(Exercise description) Copy out the lines that have "величины" in them.

[Extracted data entries]
━━━━━━━━━━

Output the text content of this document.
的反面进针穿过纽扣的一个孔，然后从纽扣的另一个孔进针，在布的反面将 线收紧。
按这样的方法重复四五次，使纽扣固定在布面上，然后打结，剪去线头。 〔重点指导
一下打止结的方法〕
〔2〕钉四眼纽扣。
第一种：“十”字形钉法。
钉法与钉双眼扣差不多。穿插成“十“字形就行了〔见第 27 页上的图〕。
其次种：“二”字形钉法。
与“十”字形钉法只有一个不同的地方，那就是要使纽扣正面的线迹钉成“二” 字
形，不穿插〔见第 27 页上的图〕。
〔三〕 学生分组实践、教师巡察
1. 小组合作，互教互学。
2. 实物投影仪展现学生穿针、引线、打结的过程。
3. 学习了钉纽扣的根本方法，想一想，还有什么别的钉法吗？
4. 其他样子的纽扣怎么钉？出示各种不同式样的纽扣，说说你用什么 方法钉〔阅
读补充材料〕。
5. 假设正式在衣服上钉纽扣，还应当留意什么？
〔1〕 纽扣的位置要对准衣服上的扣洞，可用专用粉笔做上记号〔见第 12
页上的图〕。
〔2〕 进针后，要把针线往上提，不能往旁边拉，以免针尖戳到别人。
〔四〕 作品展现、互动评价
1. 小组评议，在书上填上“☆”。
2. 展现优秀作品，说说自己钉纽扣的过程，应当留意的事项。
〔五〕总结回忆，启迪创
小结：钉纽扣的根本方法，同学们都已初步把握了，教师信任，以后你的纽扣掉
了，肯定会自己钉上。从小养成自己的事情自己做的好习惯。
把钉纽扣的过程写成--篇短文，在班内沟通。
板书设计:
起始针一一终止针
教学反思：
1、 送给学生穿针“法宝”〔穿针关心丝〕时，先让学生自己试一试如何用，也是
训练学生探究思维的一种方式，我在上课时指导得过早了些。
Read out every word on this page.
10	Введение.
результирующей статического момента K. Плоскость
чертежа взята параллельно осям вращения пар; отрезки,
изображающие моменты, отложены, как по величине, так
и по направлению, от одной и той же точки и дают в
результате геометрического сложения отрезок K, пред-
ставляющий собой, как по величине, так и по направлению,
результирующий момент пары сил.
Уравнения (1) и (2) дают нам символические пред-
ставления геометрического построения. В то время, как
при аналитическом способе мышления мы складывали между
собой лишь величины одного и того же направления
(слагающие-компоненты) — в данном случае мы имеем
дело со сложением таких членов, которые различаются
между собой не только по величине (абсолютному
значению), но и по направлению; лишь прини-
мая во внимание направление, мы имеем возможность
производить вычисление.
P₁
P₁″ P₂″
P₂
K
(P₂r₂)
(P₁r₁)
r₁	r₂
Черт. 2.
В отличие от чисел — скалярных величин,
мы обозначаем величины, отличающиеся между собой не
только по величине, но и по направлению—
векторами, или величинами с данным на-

━━━━━━━━━━

(Solution for this exercise)
собой лишь величины одного и того же направления
мы обозначаем величины, отличающиеся между собой не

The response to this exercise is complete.